WRITTEN REQUEST: Repeat the material exactly as it appears.

Start EXTRACTED ENTRIES

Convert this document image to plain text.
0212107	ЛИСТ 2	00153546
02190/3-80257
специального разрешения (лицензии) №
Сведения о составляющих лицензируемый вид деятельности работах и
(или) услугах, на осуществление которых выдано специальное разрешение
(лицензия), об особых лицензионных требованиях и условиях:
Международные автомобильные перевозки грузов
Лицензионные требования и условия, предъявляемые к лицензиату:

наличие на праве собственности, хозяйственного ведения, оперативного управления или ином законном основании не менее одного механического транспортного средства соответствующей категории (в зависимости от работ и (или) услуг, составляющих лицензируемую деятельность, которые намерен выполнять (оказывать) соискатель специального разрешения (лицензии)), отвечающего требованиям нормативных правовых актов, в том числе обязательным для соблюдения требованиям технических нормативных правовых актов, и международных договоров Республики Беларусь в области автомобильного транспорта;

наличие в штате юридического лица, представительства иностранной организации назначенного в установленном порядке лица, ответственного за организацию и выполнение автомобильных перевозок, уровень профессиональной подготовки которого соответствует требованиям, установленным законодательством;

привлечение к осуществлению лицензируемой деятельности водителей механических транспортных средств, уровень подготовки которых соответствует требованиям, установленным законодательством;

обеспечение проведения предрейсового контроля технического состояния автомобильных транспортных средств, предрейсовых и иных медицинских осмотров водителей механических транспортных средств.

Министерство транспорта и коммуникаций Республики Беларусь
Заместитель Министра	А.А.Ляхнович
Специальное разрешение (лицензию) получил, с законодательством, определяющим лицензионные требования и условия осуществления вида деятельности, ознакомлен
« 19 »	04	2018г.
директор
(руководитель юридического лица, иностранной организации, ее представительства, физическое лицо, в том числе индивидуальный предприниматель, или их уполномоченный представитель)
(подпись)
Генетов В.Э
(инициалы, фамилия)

End EXTRACTED ENTRIES

THE RESULT:
Convert this document image to plain text.
0212107	ЛИСТ 2	00153546
02190/3-80257
специального разрешения (лицензии) №
Сведения о составляющих лицензируемый вид деятельности работах и
(или) услугах, на осуществление которых выдано специальное разрешение
(лицензия), об особых лицензионных требованиях и условиях:
Международные автомобильные перевозки грузов
Лицензионные требования и условия, предъявляемые к лицензиату:

наличие на праве собственности, хозяйственного ведения, оперативного управления или ином законном основании не менее одного механического транспортного средства соответствующей категории (в зависимости от работ и (или) услуг, составляющих лицензируемую деятельность, которые намерен выполнять (оказывать) соискатель специального разрешения (лицензии)), отвечающего требованиям нормативных правовых актов, в том числе обязательным для соблюдения требованиям технических нормативных правовых актов, и международных договоров Республики Беларусь в области автомобильного транспорта;

наличие в штате юридического лица, представительства иностранной организации назначенного в установленном порядке лица, ответственного за организацию и выполнение автомобильных перевозок, уровень профессиональной подготовки которого соответствует требованиям, установленным законодательством;

привлечение к осуществлению лицензируемой деятельности водителей механических транспортных средств, уровень подготовки которых соответствует требованиям, установленным законодательством;

обеспечение проведения предрейсового контроля технического состояния автомобильных транспортных средств, предрейсовых и иных медицинских осмотров водителей механических транспортных средств.

Министерство транспорта и коммуникаций Республики Беларусь
Заместитель Министра	А.А.Ляхнович
Специальное разрешение (лицензию) получил, с законодательством, определяющим лицензионные требования и условия осуществления вида деятельности, ознакомлен
« 19 »	04	2018г.
директор
(руководитель юридического лица, иностранной организации, ее представительства, физическое лицо, в том числе индивидуальный предприниматель, или их уполномоченный представитель)
(подпись)
Генетов В.Э
(инициалы, фамилия)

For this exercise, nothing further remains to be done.